▸ REQUIRED TASKS:
1: From the passage on Mrs. Jones's bypass decision below, output the text between "Additionally, the mortality" and "a longer life.", inclusive, copied word for word.
2: Answer these questions using the passage on Mrs. Jones's bypass decision below.
(a) Without the surgery, what is the longest Mrs. Jones can live?
(b) What mortality rate is given for the period during the operation?
(c) Which institution is Mrs. Jones's cardiologist from?

▸ SOURCE PASSAGE:
------------------------------------

I think that under the assumption that Mrs. Jones’ cardiologist made a correct prediction concerning the patient’s survival chances and there are no alternative treatments available, the latter can agree to have a bypass operation. Indeed, without the surgery, Mrs. Jones can only live for a maximum of eight years, whereas after the procedure, there is a 17% probability that the patient would live for more than ten years.
Additionally, the mortality rate during the first year of operation (45%) and during the operation (5%) is equal to the risk of death during the next year without surgical interference (50%). Therefore, while opting for or refusing to have a bypass operation shares almost equal risks, the former is associated with greater chances of living a longer life.
Still, in my opinion, it is crucial that Mrs. Jones sees more specialists who can double-check the primary diagnosis. Unlike the cardiologist from the University of Illinois, other specialists may have access to the statistics in their institution, which would allow making more accurate medical predictions.
Moreover, it is possible that professionals from other institutions may suggest other treatment methods that would not necessitate difficult decision-making. For instance, probably, Mrs. Jones can select such options as angioplasty, treatment with medicines, or transcatheter aortic valve replacement (TAVR).
Nevertheless, none of the professional or non-professional opinions should be decisive, and the patient should decide which option is more suitable for her. In this regard, Mrs. Jones can consider whether she is ready to face the risks and inconveniences related to having the surgery, including death and long recovery.
At the same time, the patient should understand that without a bypass operation, her pains may remain for the rest of her life, while after the surgical interference, there will be less physical discomfort.

------------------------------------

▸ LISTED ENTRIES:
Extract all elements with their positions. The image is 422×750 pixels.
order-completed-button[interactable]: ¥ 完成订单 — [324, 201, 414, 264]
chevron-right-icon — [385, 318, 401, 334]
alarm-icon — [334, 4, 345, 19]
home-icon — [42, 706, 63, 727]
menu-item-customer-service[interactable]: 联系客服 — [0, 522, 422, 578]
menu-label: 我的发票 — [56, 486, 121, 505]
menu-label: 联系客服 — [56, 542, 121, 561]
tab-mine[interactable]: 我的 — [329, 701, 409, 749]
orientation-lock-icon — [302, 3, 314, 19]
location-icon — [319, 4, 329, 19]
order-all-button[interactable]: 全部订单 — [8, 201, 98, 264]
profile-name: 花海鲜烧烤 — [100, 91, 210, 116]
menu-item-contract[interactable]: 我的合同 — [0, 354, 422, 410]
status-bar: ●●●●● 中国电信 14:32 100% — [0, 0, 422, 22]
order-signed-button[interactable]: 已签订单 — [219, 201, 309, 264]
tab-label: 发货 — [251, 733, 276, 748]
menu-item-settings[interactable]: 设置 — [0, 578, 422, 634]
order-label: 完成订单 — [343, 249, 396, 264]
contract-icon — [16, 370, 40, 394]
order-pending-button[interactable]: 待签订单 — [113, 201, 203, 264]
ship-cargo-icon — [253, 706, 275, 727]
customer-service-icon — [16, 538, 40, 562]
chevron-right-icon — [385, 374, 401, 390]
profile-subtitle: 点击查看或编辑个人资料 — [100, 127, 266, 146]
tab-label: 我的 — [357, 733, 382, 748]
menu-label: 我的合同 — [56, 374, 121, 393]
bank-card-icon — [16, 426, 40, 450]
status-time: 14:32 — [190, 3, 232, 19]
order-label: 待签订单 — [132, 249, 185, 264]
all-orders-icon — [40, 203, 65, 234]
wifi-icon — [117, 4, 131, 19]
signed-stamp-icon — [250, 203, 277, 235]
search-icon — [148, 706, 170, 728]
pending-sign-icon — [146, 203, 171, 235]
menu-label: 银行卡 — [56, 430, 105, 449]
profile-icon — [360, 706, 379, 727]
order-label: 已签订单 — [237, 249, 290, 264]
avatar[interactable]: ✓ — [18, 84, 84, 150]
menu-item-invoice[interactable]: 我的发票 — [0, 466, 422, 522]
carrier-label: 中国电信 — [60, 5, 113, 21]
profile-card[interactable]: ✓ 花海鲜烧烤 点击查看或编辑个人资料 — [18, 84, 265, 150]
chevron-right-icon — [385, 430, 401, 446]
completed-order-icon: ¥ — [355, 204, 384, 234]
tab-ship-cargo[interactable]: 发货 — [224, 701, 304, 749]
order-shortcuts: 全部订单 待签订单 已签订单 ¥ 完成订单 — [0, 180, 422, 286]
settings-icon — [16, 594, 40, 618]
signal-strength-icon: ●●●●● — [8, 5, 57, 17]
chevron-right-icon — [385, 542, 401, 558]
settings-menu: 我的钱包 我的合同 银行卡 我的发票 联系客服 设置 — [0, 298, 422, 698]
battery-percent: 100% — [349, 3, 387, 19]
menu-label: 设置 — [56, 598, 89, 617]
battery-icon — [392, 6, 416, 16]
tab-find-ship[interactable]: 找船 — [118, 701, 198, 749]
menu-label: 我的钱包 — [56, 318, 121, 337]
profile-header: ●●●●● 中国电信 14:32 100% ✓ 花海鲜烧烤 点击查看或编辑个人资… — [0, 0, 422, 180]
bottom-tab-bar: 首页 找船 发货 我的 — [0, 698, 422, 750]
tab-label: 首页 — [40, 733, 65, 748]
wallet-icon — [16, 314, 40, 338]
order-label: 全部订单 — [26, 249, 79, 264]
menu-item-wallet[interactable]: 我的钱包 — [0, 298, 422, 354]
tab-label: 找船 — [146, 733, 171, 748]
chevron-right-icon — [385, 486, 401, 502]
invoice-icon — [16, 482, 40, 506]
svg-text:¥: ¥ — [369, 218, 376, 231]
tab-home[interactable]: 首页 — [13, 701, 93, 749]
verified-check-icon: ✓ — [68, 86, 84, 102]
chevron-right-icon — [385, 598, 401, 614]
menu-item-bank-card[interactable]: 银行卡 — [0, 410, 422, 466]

------------------------------------

▸ WRITTEN ANSWERS:
1:
Additionally, the mortality rate during the first year of operation (45%) and during the operation (5%) is equal to the risk of death during the next year without surgical interference (50%). Therefore, while opting for or refusing to have a bypass operation shares almost equal risks, the former is associated with greater chances of living a longer life.

2:
(a) A maximum of eight years.
(b) 5%.
(c) The University of Illinois.